TEXT SEGMENT:
──────────

In the determination of whether the path is the closed route, the estimation is performed based on whether there is a significant difference between imaged data at a present time point and imaged data at a previous time point. Here, at a threshold or more designated by the user or set in advance by the system, the imaged data at the previous time point is used. The significant difference is calculated from T tests of two samples for luminance of the imaged data.

Specifically, in the case of the T tests of two samples in which there is correspondence of a significance level of 1%, a reference value P=2.576 is set. When an absolute value of a calculated T value is less than the reference value P, it is estimated that there is no significant difference between the imaged data at the two time points. Accordingly, when the path of the mobile object 100 is a closed route and the absolute value is equal to or greater than the reference value P, there is a significant difference between imaged data at two time points, and therefore the path of the mobile object 100 is not the closed path. The reference value P is designated from the significance level in accordance with a value set by the user or a normal distribution.

When the appropriateness X of the map information estimated in step S203 of FIG. 2 is a binary and a path of the mobile object 100 in FIG. 1 is estimated to be a closed route, X=1 is set. When the path is estimated not to be the closed route, X=0 is set. Accordingly, the case in which the appropriateness X is 1 indicates that the appropriate map information is generated.

In the calculation of the above-described significant difference, the present embodiment also includes a configuration in which a method such as SSD or SAD in which similarity between the imaged data is calculated is used in the third embodiment. In this case, when the similarity is less than a predetermined threshold, it is assumed that there is no significant difference between imaged data at two time points. When the similarity is equal to or greater than the predetermined threshold, it is assumed that there is a significant difference between imaged data at two time points.

The present embodiment also includes a configuration in which affine transformation is used based on an angle of field of each piece of imaged data or a difference in a direction of the mobile object 100 in FIG. 1 before it is determined whether there is a significant difference between two pieces of imaged data. A method other than affine transformation may be used as long as a geometric difference between two pieces of imaged data is corrected. Further, not only 2-dimensional transformation but also 3-dimensional transformation may be used.

Fifth Embodiment

In the first to fourth embodiments, as described above, the appropriateness of the map information which is being generated can be notified of based on the sensor information, the surrounding environment of the map information which is being generated, and whether the closed route is formed.

──────────

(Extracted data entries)

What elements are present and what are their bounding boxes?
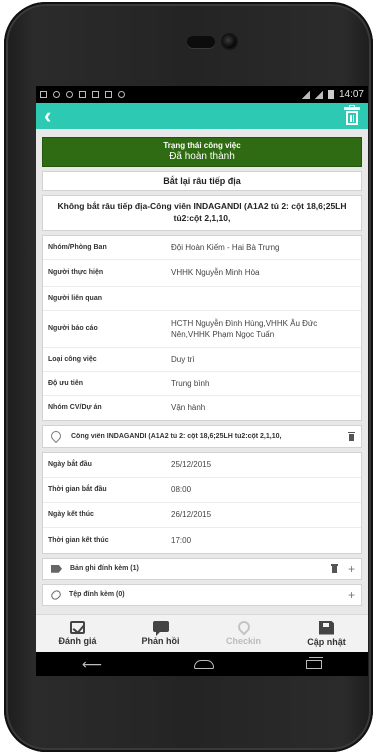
- detail-key: Người thực hiện: [48, 269, 104, 277]
- battery-icon: [327, 90, 334, 99]
- detail-row-department: Nhóm/Phòng Ban Đội Hoàn Kiếm - Hai Bà Tr…: [43, 236, 361, 260]
- date-row-end-date: Ngày kết thúc 26/12/2015: [43, 503, 361, 528]
- chat-icon: [152, 621, 169, 636]
- phone-camera: [223, 35, 236, 48]
- location-row[interactable]: Công viên INDAGANDI (A1A2 tủ 2: cột 18,6…: [42, 424, 362, 448]
- detail-row-reporter: Người báo cáo HCTH Nguyễn Đình Hùng,VHHK…: [43, 311, 361, 348]
- date-value: 26/12/2015: [171, 510, 212, 520]
- detail-row-priority: Độ ưu tiên Trung bình: [43, 372, 361, 396]
- delete-record-button[interactable]: [330, 564, 338, 574]
- evaluate-label: Đánh giá: [58, 636, 97, 646]
- signal-icon: [314, 90, 323, 99]
- detail-row-project: Nhóm CV/Dự án Vận hành: [43, 396, 361, 420]
- date-value: 17:00: [171, 535, 192, 545]
- schedule-card: Ngày bắt đầu 25/12/2015 Thời gian bắt đầ…: [42, 451, 362, 554]
- save-icon: [319, 620, 334, 635]
- detail-value: Trung bình: [171, 378, 210, 388]
- add-attachment-button[interactable]: +: [348, 589, 355, 601]
- status-bar: 14:07: [36, 86, 368, 103]
- location-pin-icon: [235, 618, 252, 636]
- task-title: Không bắt râu tiếp địa-Công viên INDAGAN…: [42, 195, 362, 231]
- system-icons: 14:07: [301, 89, 364, 100]
- records-section[interactable]: Bản ghi đính kèm (1) +: [42, 557, 362, 580]
- location-text: Công viên INDAGANDI (A1A2 tủ 2: cột 18,6…: [71, 432, 282, 440]
- update-label: Cập nhật: [307, 636, 346, 647]
- app-screen: 14:07 ‹ Trạng thái công việc Đã hoàn thà…: [36, 86, 368, 676]
- phone-frame: 14:07 ‹ Trạng thái công việc Đã hoàn thà…: [4, 2, 373, 752]
- notification-icon: [92, 91, 99, 98]
- update-button[interactable]: Cập nhật: [285, 615, 368, 652]
- task-status-box: Trạng thái công việc Đã hoàn thành: [42, 137, 362, 167]
- records-label: Bản ghi đính kèm (1): [70, 565, 139, 573]
- delete-task-button[interactable]: [344, 105, 360, 125]
- detail-key: Loại công việc: [48, 355, 97, 363]
- notification-icon: [79, 91, 86, 98]
- nav-back-icon[interactable]: ⟵: [82, 656, 102, 673]
- nav-recent-apps-icon[interactable]: [306, 656, 323, 669]
- detail-value: HCTH Nguyễn Đình Hùng,VHHK Âu Đức Nên,VH…: [171, 318, 318, 339]
- add-record-button[interactable]: +: [348, 563, 355, 575]
- date-key: Ngày bắt đầu: [48, 461, 92, 469]
- tag-icon: [51, 564, 62, 573]
- detail-value: Vận hành: [171, 403, 206, 413]
- phone-speaker: [187, 36, 215, 48]
- feedback-button[interactable]: Phản hồi: [119, 615, 202, 652]
- detail-key: Nhóm/Phòng Ban: [48, 243, 107, 251]
- notification-icon: [105, 91, 112, 98]
- detail-key: Người liên quan: [48, 294, 102, 302]
- task-detail-content: Trạng thái công việc Đã hoàn thành Bắt l…: [36, 137, 368, 606]
- detail-value: Đội Hoàn Kiếm - Hai Bà Trưng: [171, 242, 280, 252]
- paperclip-icon: [49, 588, 63, 602]
- evaluate-icon: [70, 621, 85, 634]
- date-key: Thời gian bắt đầu: [48, 486, 107, 494]
- attachments-label: Tệp đính kèm (0): [69, 591, 125, 599]
- notification-icon: [40, 91, 47, 98]
- status-label: Trạng thái công việc: [163, 141, 241, 150]
- action-name-button[interactable]: Bắt lại râu tiếp địa: [42, 171, 362, 191]
- notification-icon: [118, 91, 125, 98]
- bottom-action-bar: Đánh giá Phản hồi Checkin Cập nhật: [36, 614, 368, 652]
- nav-home-icon[interactable]: [194, 659, 215, 669]
- date-key: Ngày kết thúc: [48, 511, 94, 519]
- status-value: Đã hoàn thành: [169, 151, 235, 162]
- wifi-icon: [301, 90, 310, 99]
- checkin-button[interactable]: Checkin: [202, 615, 285, 652]
- detail-row-assignee: Người thực hiện VHHK Nguyễn Minh Hòa: [43, 260, 361, 287]
- evaluate-button[interactable]: Đánh giá: [36, 615, 119, 652]
- date-row-start-date: Ngày bắt đầu 25/12/2015: [43, 453, 361, 478]
- detail-key: Độ ưu tiên: [48, 379, 84, 387]
- android-nav-bar: ⟵: [36, 652, 368, 676]
- back-button[interactable]: ‹: [44, 105, 51, 127]
- detail-row-related: Người liên quan: [43, 287, 361, 311]
- date-row-start-time: Thời gian bắt đầu 08:00: [43, 478, 361, 503]
- date-key: Thời gian kết thúc: [48, 536, 109, 544]
- detail-key: Nhóm CV/Dự án: [48, 404, 102, 412]
- location-pin-icon: [48, 429, 64, 444]
- date-value: 08:00: [171, 485, 192, 495]
- delete-location-button[interactable]: [348, 431, 355, 441]
- notification-icons: [40, 91, 125, 98]
- notification-icon: [53, 91, 60, 98]
- notification-icon: [66, 91, 73, 98]
- date-row-end-time: Thời gian kết thúc 17:00: [43, 528, 361, 553]
- feedback-label: Phản hồi: [141, 636, 180, 646]
- detail-key: Người báo cáo: [48, 325, 98, 333]
- detail-value: Duy trì: [171, 354, 195, 364]
- detail-value: VHHK Nguyễn Minh Hòa: [171, 268, 260, 278]
- date-value: 25/12/2015: [171, 460, 212, 470]
- detail-row-work-type: Loại công việc Duy trì: [43, 348, 361, 372]
- task-info-card: Nhóm/Phòng Ban Đội Hoàn Kiếm - Hai Bà Tr…: [42, 234, 362, 421]
- clock: 14:07: [338, 89, 364, 100]
- app-toolbar: ‹: [36, 103, 368, 129]
- checkin-label: Checkin: [225, 636, 261, 646]
- attachments-section[interactable]: Tệp đính kèm (0) +: [42, 583, 362, 606]
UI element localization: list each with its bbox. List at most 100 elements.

──────────

DIRECTIONS: In the closed-route text, what does the paragraph under "Fifth Embodiment" name as the bases for notifying the appropriateness of the map information being generated? List all of them.

SOLVED EXERCISE:
- The sensor information
- The surrounding environment of the map information being generated
- Whether the closed route is formed